Start
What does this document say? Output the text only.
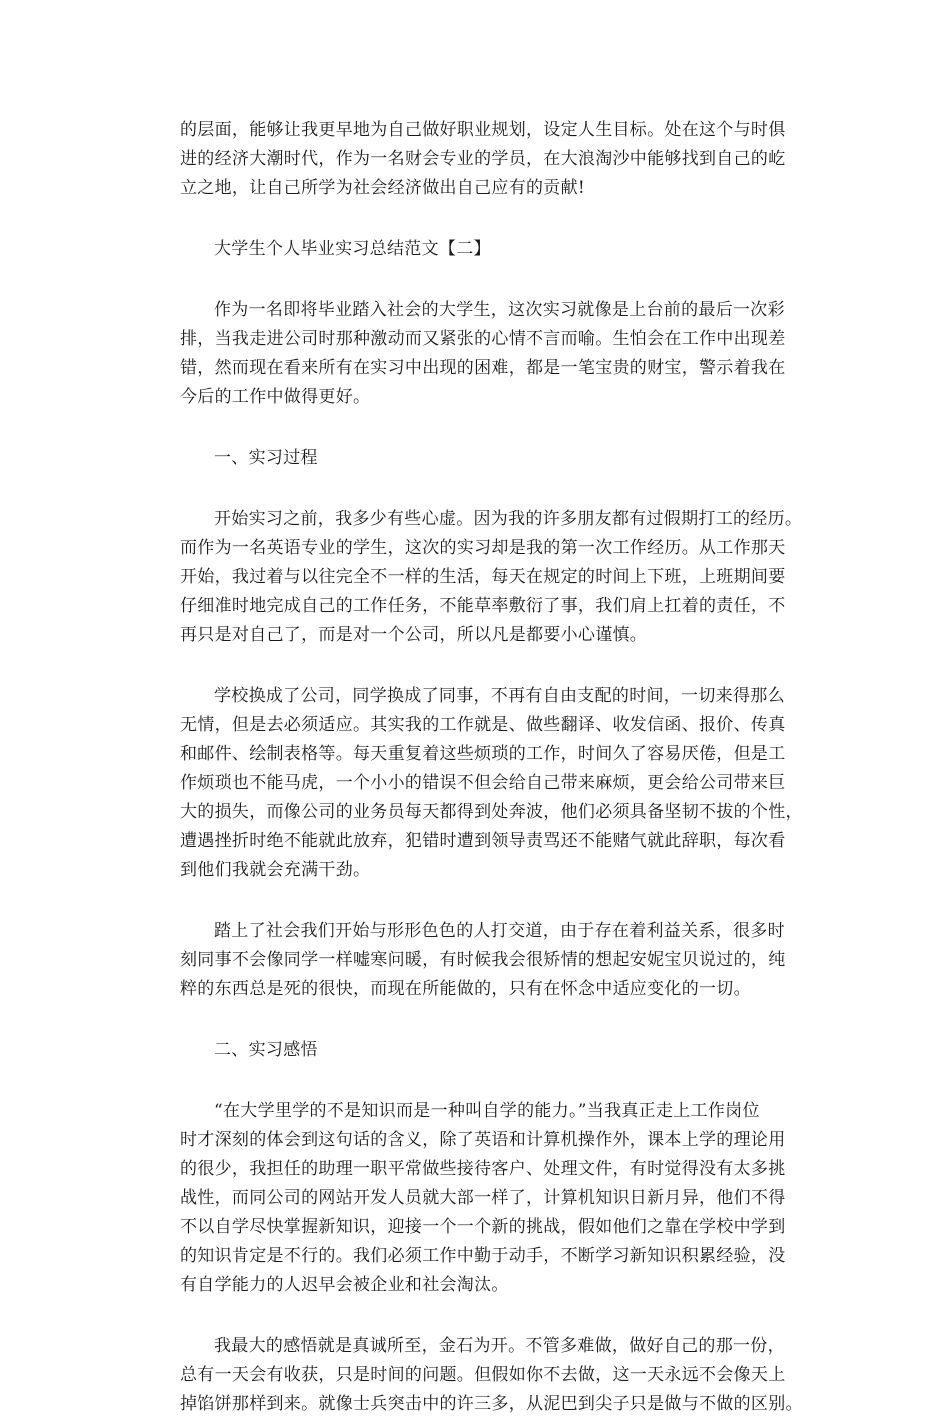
的层面，能够让我更早地为自己做好职业规划，设定人生目标。处在这个与时俱
进的经济大潮时代，作为一名财会专业的学员，在大浪淘沙中能够找到自己的屹
立之地，让自己所学为社会经济做出自己应有的贡献!
大学生个人毕业实习总结范文【二】
作为一名即将毕业踏入社会的大学生，这次实习就像是上台前的最后一次彩
排，当我走进公司时那种激动而又紧张的心情不言而喻。生怕会在工作中出现差
错，然而现在看来所有在实习中出现的困难，都是一笔宝贵的财宝，警示着我在
今后的工作中做得更好。
一、实习过程
开始实习之前，我多少有些心虚。因为我的许多朋友都有过假期打工的经历。
而作为一名英语专业的学生，这次的实习却是我的第一次工作经历。从工作那天
开始，我过着与以往完全不一样的生活，每天在规定的时间上下班，上班期间要
仔细准时地完成自己的工作任务，不能草率敷衍了事，我们肩上扛着的责任，不
再只是对自己了，而是对一个公司，所以凡是都要小心谨慎。
学校换成了公司，同学换成了同事，不再有自由支配的时间，一切来得那么
无情，但是去必须适应。其实我的工作就是、做些翻译、收发信函、报价、传真
和邮件、绘制表格等。每天重复着这些烦琐的工作，时间久了容易厌倦，但是工
作烦琐也不能马虎，一个小小的错误不但会给自己带来麻烦，更会给公司带来巨
大的损失，而像公司的业务员每天都得到处奔波，他们必须具备坚韧不拔的个性，
遭遇挫折时绝不能就此放弃，犯错时遭到领导责骂还不能赌气就此辞职，每次看
到他们我就会充满干劲。
踏上了社会我们开始与形形色色的人打交道，由于存在着利益关系，很多时
刻同事不会像同学一样嘘寒问暖，有时候我会很矫情的想起安妮宝贝说过的，纯
粹的东西总是死的很快，而现在所能做的，只有在怀念中适应变化的一切。
二、实习感悟
“在大学里学的不是知识而是一种叫自学的能力。”当我真正走上工作岗位
时才深刻的体会到这句话的含义，除了英语和计算机操作外，课本上学的理论用
的很少，我担任的助理一职平常做些接待客户、处理文件，有时觉得没有太多挑
战性，而同公司的网站开发人员就大部一样了，计算机知识日新月异，他们不得
不以自学尽快掌握新知识，迎接一个一个新的挑战，假如他们之靠在学校中学到
的知识肯定是不行的。我们必须工作中勤于动手，不断学习新知识积累经验，没
有自学能力的人迟早会被企业和社会淘汰。
我最大的感悟就是真诚所至，金石为开。不管多难做，做好自己的那一份，
总有一天会有收获，只是时间的问题。但假如你不去做，这一天永远不会像天上
掉馅饼那样到来。就像士兵突击中的许三多，从泥巴到尖子只是做与不做的区别。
End
▸ **Directions for this task**: From the records given above, reproduce all text exactly and exclude each picture.

▸ **Output of the exercise**:
What does this document say? Output the text only.
的层面，能够让我更早地为自己做好职业规划，设定人生目标。处在这个与时俱
进的经济大潮时代，作为一名财会专业的学员，在大浪淘沙中能够找到自己的屹
立之地，让自己所学为社会经济做出自己应有的贡献!
大学生个人毕业实习总结范文【二】
作为一名即将毕业踏入社会的大学生，这次实习就像是上台前的最后一次彩
排，当我走进公司时那种激动而又紧张的心情不言而喻。生怕会在工作中出现差
错，然而现在看来所有在实习中出现的困难，都是一笔宝贵的财宝，警示着我在
今后的工作中做得更好。
一、实习过程
开始实习之前，我多少有些心虚。因为我的许多朋友都有过假期打工的经历。
而作为一名英语专业的学生，这次的实习却是我的第一次工作经历。从工作那天
开始，我过着与以往完全不一样的生活，每天在规定的时间上下班，上班期间要
仔细准时地完成自己的工作任务，不能草率敷衍了事，我们肩上扛着的责任，不
再只是对自己了，而是对一个公司，所以凡是都要小心谨慎。
学校换成了公司，同学换成了同事，不再有自由支配的时间，一切来得那么
无情，但是去必须适应。其实我的工作就是、做些翻译、收发信函、报价、传真
和邮件、绘制表格等。每天重复着这些烦琐的工作，时间久了容易厌倦，但是工
作烦琐也不能马虎，一个小小的错误不但会给自己带来麻烦，更会给公司带来巨
大的损失，而像公司的业务员每天都得到处奔波，他们必须具备坚韧不拔的个性，
遭遇挫折时绝不能就此放弃，犯错时遭到领导责骂还不能赌气就此辞职，每次看
到他们我就会充满干劲。
踏上了社会我们开始与形形色色的人打交道，由于存在着利益关系，很多时
刻同事不会像同学一样嘘寒问暖，有时候我会很矫情的想起安妮宝贝说过的，纯
粹的东西总是死的很快，而现在所能做的，只有在怀念中适应变化的一切。
二、实习感悟
“在大学里学的不是知识而是一种叫自学的能力。”当我真正走上工作岗位
时才深刻的体会到这句话的含义，除了英语和计算机操作外，课本上学的理论用
的很少，我担任的助理一职平常做些接待客户、处理文件，有时觉得没有太多挑
战性，而同公司的网站开发人员就大部一样了，计算机知识日新月异，他们不得
不以自学尽快掌握新知识，迎接一个一个新的挑战，假如他们之靠在学校中学到
的知识肯定是不行的。我们必须工作中勤于动手，不断学习新知识积累经验，没
有自学能力的人迟早会被企业和社会淘汰。
我最大的感悟就是真诚所至，金石为开。不管多难做，做好自己的那一份，
总有一天会有收获，只是时间的问题。但假如你不去做，这一天永远不会像天上
掉馅饼那样到来。就像士兵突击中的许三多，从泥巴到尖子只是做与不做的区别。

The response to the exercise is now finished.